Do this
Go through the records and copy each line where the word "ومنها" occurs.

Material for this exercise
↓

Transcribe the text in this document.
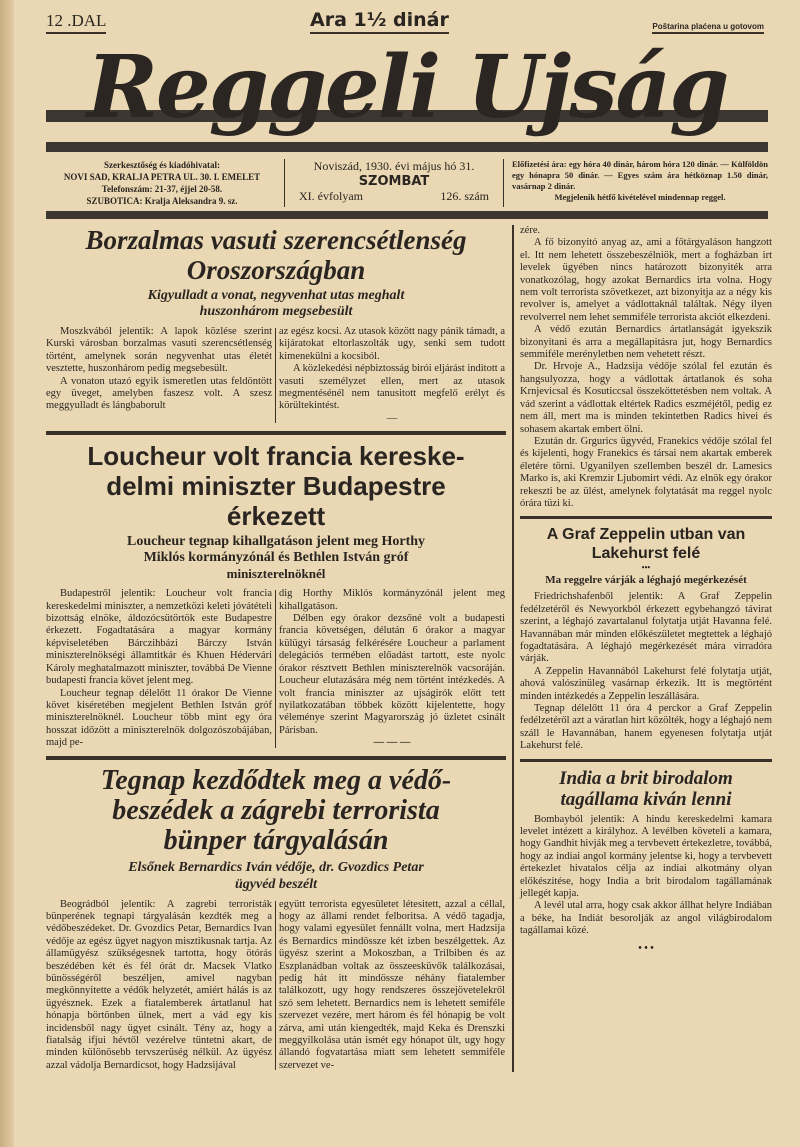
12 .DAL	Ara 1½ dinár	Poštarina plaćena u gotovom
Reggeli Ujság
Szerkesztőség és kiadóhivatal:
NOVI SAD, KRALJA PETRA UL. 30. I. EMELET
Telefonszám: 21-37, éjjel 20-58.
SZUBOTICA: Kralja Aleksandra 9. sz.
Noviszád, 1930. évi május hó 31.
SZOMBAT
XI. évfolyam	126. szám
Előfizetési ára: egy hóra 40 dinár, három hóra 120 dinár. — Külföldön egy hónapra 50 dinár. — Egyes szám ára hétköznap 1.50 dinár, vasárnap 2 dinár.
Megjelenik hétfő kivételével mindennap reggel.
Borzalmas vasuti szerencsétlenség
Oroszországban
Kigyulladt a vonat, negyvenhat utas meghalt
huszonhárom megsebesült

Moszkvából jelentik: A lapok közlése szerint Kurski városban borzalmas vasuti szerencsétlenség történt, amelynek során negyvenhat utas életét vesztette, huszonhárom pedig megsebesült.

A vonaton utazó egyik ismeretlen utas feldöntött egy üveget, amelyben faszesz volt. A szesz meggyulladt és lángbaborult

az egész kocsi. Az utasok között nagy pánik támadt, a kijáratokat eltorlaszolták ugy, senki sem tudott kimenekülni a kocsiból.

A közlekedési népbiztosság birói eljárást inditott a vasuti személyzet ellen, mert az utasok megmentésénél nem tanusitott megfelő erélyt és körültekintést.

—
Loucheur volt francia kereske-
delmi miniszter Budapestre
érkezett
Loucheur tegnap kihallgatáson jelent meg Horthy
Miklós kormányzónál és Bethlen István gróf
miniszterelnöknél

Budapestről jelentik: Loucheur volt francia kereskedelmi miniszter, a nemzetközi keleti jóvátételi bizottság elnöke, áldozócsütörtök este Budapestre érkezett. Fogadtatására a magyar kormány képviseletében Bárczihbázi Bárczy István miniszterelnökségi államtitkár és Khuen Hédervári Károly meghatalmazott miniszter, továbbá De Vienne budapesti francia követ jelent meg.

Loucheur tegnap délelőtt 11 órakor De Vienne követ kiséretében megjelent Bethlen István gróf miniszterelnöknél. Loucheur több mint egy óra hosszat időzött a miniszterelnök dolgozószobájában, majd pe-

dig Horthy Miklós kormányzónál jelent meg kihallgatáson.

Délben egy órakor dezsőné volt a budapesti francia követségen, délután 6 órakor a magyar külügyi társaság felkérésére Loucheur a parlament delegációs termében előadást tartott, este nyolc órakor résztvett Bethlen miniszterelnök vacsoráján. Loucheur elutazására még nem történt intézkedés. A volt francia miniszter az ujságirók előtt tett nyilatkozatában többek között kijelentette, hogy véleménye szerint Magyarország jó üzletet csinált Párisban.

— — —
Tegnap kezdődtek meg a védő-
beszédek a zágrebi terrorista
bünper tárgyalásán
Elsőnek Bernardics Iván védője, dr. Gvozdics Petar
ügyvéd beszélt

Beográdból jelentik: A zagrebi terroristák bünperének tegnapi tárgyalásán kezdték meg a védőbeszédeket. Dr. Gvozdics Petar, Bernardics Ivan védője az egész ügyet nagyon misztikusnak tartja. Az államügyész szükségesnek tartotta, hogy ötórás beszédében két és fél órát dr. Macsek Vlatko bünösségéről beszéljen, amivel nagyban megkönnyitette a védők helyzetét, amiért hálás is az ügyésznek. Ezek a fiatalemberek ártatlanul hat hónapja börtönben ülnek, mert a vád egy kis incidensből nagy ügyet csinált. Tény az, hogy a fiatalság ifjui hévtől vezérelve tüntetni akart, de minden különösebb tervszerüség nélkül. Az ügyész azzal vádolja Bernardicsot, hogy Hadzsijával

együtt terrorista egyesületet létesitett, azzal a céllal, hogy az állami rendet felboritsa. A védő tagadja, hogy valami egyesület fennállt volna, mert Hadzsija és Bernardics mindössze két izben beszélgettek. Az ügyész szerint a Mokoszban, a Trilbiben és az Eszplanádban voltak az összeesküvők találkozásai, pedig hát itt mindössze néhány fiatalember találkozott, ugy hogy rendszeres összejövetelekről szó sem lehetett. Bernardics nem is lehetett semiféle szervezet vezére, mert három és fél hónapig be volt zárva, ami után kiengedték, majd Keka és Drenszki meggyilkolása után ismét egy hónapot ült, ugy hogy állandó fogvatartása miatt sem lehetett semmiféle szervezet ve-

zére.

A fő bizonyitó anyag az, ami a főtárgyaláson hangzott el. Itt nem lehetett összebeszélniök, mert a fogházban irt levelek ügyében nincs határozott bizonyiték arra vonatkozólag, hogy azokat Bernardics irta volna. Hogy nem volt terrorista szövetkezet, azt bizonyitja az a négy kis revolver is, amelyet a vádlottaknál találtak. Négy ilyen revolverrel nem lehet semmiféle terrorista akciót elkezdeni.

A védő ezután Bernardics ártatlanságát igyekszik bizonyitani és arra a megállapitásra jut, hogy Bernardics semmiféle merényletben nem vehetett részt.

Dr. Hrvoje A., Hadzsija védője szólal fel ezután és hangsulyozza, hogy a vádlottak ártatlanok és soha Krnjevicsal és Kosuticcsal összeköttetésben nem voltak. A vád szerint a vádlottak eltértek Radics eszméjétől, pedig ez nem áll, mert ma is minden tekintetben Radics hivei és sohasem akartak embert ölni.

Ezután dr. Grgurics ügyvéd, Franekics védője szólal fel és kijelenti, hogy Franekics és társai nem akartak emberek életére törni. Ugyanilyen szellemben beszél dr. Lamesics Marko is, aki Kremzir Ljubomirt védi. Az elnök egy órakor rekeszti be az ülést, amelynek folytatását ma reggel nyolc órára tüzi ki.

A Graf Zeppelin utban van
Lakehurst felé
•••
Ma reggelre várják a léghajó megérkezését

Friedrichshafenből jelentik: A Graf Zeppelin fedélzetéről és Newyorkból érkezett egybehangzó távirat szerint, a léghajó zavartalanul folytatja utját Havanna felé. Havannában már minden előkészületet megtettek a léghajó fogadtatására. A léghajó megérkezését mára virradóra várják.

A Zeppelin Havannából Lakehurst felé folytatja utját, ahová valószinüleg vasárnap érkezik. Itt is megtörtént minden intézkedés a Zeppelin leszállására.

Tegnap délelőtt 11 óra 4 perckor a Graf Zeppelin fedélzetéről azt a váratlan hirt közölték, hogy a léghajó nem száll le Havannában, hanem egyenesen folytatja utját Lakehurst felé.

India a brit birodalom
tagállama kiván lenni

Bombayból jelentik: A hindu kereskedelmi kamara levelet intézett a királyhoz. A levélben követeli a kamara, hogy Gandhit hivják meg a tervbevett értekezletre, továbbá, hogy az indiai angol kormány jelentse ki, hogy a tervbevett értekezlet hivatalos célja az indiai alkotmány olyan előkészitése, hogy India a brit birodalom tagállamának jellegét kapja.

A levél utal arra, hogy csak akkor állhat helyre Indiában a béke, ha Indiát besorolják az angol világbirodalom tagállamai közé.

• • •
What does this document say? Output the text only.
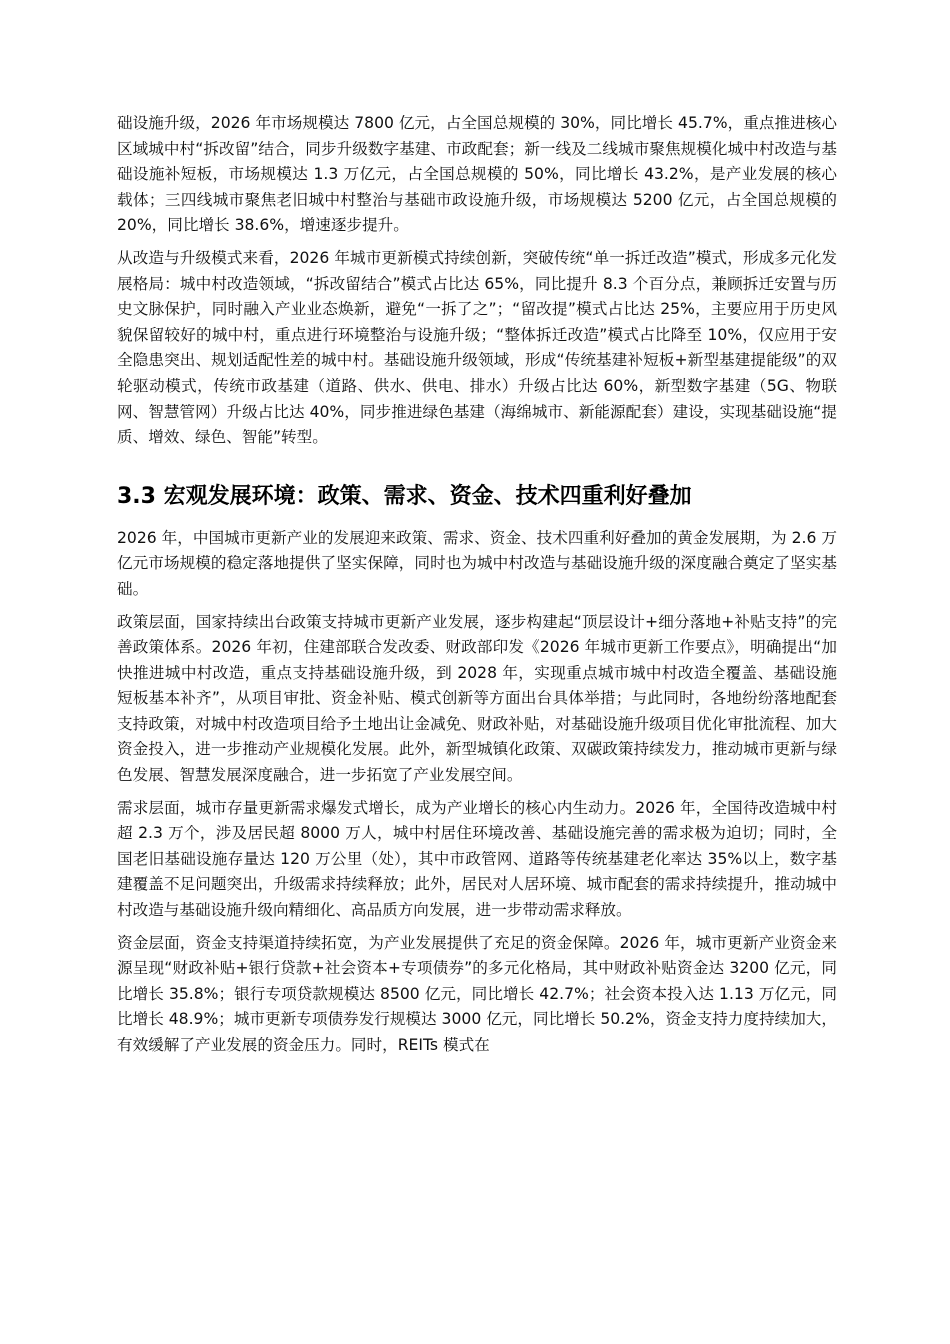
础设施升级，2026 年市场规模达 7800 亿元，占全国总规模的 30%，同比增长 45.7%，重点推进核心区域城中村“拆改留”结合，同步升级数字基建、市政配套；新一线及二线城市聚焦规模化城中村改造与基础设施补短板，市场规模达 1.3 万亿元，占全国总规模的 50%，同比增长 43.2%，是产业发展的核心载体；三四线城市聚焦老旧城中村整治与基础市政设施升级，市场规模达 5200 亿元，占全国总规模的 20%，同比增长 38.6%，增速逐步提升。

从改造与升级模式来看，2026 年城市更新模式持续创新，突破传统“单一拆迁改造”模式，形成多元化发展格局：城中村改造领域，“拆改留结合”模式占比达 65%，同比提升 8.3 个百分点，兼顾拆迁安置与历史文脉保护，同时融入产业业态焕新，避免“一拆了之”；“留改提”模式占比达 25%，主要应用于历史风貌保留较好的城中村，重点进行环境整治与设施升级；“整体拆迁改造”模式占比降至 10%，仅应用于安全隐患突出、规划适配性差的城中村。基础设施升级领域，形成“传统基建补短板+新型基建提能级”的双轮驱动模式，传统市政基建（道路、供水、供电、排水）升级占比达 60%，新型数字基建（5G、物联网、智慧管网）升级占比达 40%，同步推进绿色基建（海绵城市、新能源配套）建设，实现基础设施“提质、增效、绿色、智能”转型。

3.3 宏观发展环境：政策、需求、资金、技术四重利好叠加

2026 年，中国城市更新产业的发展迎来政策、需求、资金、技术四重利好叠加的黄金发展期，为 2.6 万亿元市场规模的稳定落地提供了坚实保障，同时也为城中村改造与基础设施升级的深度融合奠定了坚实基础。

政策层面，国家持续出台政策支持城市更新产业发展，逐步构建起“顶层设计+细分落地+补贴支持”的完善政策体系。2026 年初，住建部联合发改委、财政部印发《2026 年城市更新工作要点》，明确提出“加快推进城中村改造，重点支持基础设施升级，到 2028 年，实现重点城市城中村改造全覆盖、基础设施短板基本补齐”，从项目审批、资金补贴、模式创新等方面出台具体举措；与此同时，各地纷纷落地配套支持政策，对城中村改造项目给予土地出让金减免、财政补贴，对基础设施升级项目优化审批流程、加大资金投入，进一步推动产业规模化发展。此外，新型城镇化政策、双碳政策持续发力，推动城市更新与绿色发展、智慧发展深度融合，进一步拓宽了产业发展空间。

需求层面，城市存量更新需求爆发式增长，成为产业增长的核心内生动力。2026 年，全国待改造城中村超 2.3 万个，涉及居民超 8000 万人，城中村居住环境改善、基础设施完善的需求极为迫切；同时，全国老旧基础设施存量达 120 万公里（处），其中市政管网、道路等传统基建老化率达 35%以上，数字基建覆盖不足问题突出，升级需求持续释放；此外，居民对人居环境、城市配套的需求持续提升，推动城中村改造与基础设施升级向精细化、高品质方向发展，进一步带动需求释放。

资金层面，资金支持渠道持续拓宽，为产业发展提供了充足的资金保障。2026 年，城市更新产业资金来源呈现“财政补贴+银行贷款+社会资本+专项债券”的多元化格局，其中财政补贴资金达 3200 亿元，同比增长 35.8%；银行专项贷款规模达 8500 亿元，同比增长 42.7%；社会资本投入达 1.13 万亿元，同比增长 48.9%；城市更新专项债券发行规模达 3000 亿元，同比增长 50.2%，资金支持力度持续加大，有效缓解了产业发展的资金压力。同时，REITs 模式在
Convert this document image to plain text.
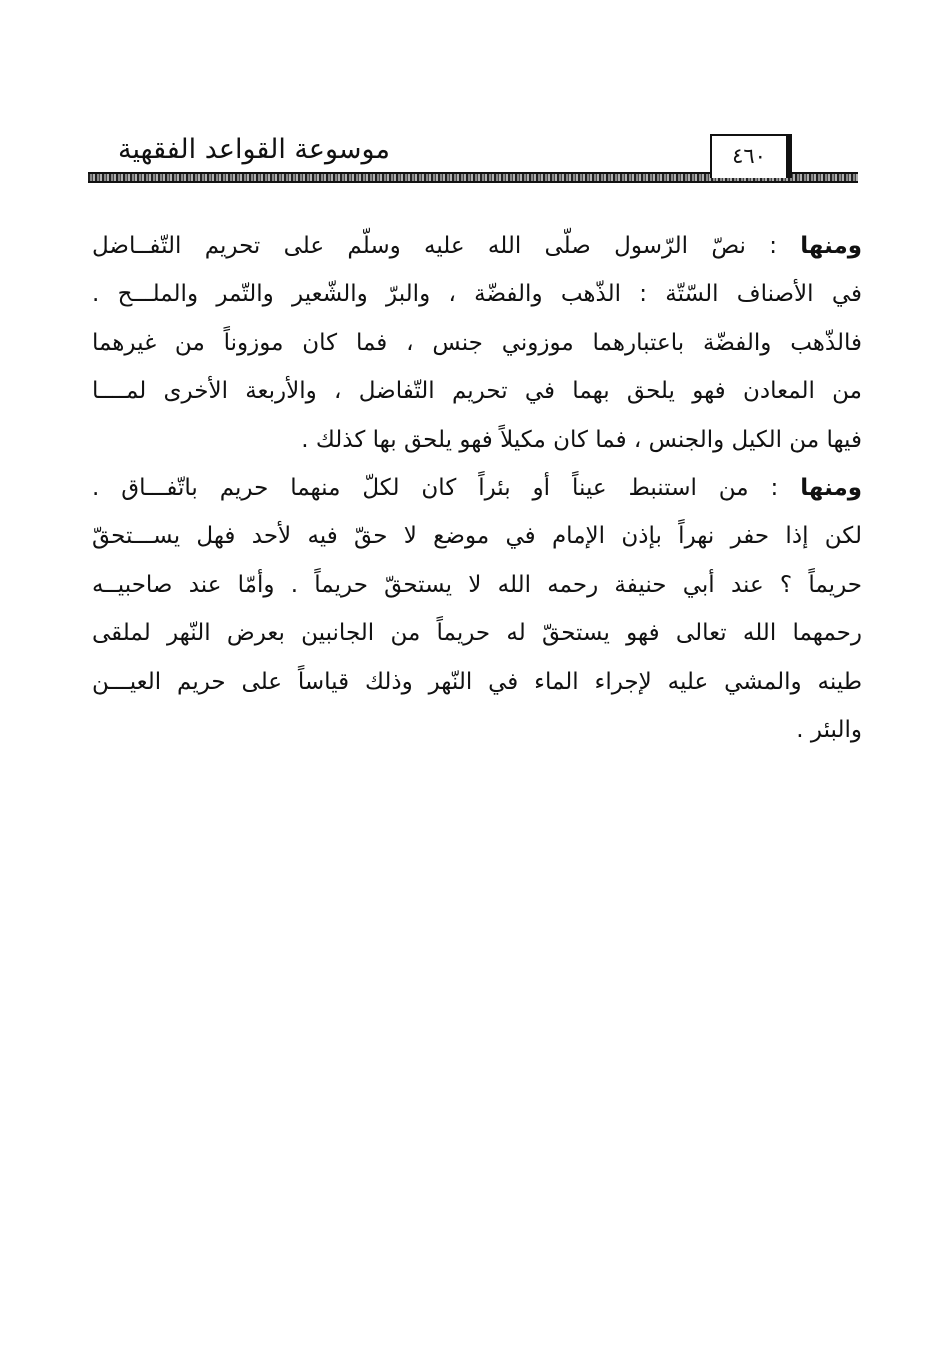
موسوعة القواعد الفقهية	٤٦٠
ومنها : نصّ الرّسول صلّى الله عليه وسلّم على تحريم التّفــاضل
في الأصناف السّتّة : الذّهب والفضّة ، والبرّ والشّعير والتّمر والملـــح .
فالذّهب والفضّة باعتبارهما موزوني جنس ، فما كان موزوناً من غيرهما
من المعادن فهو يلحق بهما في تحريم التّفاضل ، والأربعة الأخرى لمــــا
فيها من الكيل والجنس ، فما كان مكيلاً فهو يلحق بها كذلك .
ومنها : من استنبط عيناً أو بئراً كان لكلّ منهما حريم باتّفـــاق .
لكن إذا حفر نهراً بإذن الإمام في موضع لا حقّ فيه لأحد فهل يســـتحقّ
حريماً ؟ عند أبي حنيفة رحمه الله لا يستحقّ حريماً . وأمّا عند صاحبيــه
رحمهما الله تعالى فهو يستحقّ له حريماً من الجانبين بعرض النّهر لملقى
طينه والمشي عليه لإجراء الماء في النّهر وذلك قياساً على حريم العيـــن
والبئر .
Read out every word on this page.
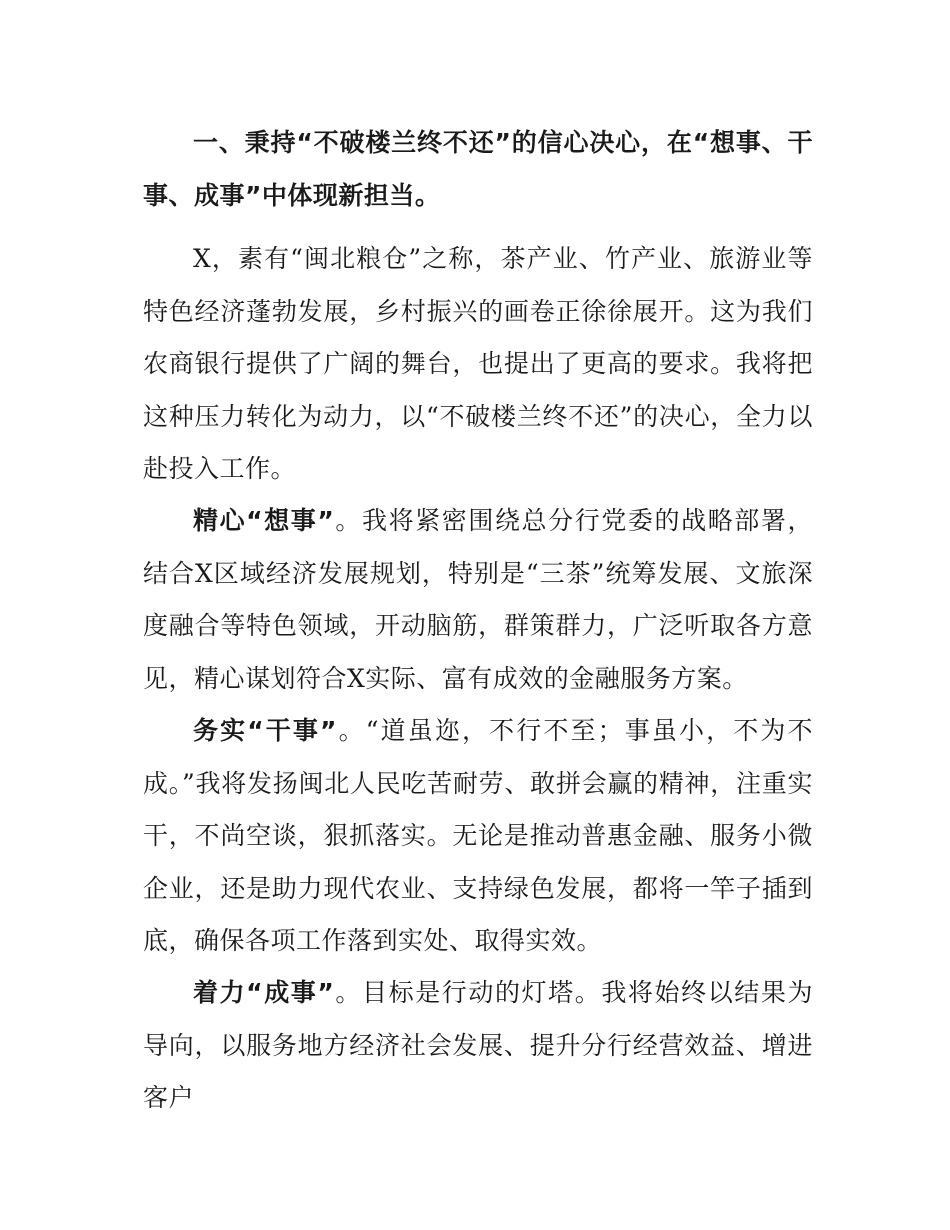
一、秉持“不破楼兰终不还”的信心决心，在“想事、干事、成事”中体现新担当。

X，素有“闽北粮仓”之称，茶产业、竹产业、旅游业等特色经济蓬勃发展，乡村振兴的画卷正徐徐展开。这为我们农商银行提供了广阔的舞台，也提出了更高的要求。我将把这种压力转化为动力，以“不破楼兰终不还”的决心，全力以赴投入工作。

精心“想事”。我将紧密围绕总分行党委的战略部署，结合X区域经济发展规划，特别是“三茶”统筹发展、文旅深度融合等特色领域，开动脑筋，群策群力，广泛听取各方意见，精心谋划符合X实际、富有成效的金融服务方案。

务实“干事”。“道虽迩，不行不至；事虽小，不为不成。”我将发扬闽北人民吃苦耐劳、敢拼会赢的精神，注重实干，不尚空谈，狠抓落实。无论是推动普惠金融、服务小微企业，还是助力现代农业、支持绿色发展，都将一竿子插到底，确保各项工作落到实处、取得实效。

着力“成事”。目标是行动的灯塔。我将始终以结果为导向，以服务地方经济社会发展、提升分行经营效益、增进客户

↑

The response
ومنها : نصّ الرّسول صلّى الله عليه وسلّم على تحريم التّفــاضل
ومنها : من استنبط عيناً أو بئراً كان لكلّ منهما حريم باتّفـــاق .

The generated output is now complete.